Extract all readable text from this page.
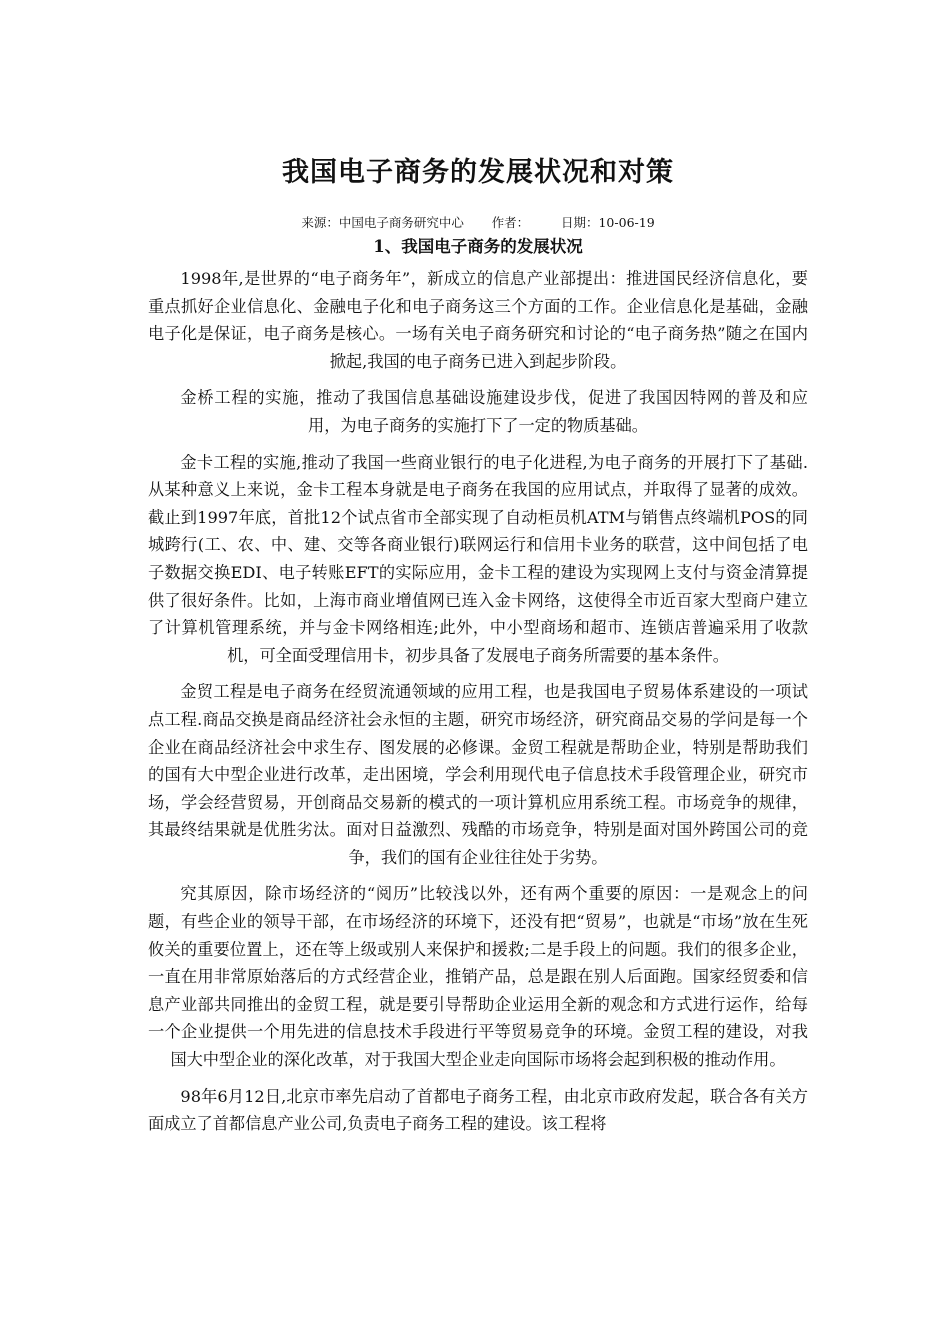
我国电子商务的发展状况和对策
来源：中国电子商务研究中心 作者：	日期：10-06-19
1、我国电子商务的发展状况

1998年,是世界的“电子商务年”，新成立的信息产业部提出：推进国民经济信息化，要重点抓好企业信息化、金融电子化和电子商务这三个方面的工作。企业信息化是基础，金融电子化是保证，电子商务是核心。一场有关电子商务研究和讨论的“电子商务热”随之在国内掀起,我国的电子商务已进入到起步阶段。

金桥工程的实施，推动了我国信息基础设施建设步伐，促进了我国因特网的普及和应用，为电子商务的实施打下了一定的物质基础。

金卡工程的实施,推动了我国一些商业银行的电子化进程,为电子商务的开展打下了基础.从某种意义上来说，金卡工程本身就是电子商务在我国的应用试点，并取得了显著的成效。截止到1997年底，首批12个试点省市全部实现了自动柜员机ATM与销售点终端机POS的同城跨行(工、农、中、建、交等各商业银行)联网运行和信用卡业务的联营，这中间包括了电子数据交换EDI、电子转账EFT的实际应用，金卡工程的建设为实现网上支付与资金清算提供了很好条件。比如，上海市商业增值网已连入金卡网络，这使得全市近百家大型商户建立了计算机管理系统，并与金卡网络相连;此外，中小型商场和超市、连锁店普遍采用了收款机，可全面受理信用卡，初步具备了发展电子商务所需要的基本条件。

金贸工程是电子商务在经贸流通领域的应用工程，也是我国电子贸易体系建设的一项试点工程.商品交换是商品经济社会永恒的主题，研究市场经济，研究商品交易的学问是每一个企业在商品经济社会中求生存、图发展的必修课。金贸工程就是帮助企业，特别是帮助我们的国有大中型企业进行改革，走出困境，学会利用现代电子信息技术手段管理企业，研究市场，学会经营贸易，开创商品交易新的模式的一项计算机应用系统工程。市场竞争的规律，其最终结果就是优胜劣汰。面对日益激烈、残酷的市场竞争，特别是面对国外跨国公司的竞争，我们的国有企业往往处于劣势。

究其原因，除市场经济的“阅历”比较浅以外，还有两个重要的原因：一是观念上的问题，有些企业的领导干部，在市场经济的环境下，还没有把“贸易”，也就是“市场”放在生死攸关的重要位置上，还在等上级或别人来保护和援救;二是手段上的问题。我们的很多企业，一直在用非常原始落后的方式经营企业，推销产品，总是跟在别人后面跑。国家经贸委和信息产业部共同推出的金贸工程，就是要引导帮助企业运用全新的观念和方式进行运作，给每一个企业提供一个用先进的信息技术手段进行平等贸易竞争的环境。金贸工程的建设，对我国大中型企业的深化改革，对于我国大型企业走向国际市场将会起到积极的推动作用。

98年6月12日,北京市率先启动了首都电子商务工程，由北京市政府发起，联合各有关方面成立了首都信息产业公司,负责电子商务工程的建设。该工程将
▬▬▬▬▬▬▬▬▬▬
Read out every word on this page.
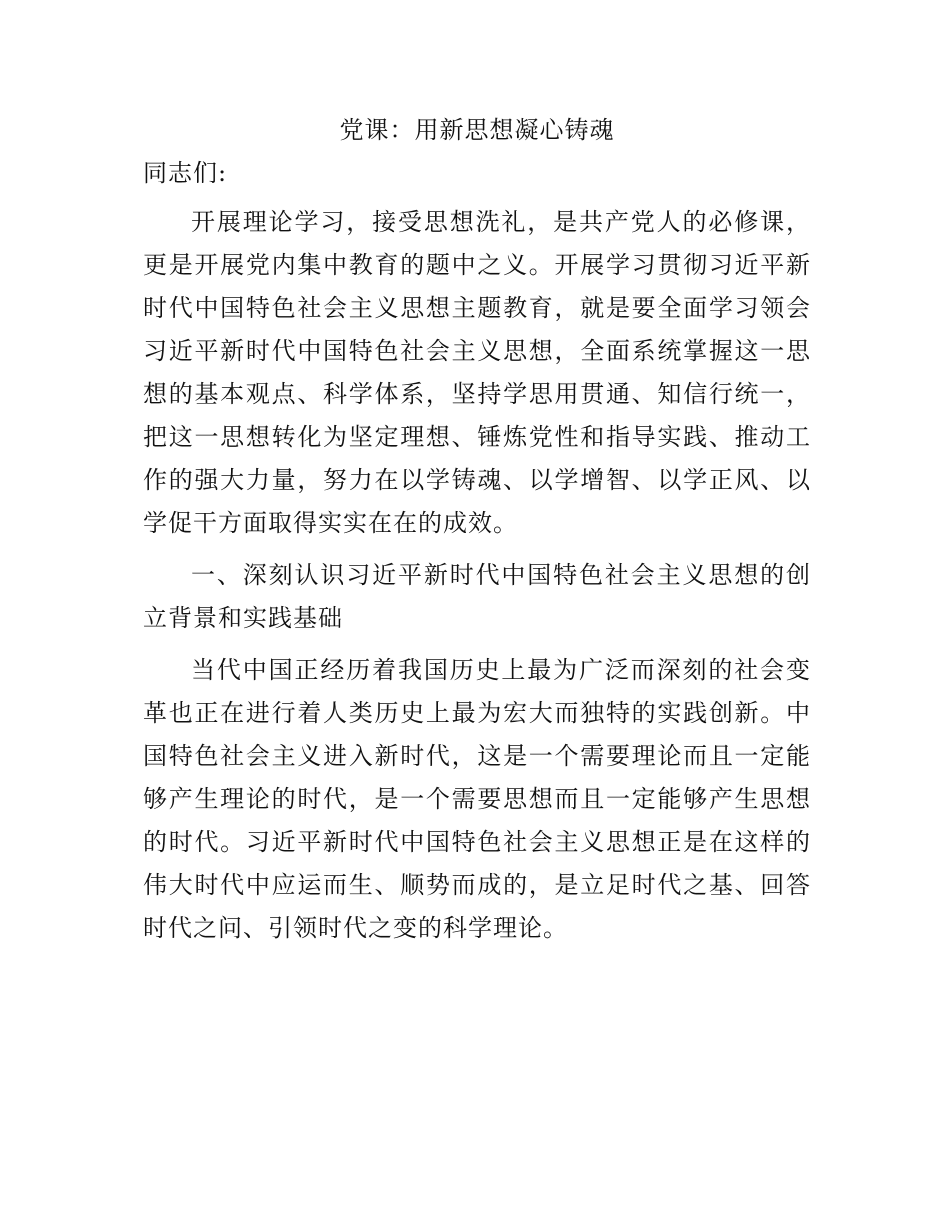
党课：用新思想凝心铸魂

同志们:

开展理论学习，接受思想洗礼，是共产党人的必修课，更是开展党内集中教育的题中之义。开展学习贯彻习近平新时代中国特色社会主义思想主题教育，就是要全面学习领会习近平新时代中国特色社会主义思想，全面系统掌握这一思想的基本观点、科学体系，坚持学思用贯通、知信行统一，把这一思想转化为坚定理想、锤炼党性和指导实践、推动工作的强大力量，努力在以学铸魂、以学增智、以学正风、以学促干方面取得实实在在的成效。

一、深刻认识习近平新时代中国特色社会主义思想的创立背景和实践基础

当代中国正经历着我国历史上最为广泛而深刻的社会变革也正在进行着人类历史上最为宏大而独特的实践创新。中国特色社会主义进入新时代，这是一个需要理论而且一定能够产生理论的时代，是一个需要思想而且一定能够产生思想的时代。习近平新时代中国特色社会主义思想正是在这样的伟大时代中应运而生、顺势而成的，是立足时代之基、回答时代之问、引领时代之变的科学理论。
▬▬▬▬▬▬▬▬▬▬
Gather every line containing the word "this" and copy it.

Extract all readable text from this page.
Read out every word on this page.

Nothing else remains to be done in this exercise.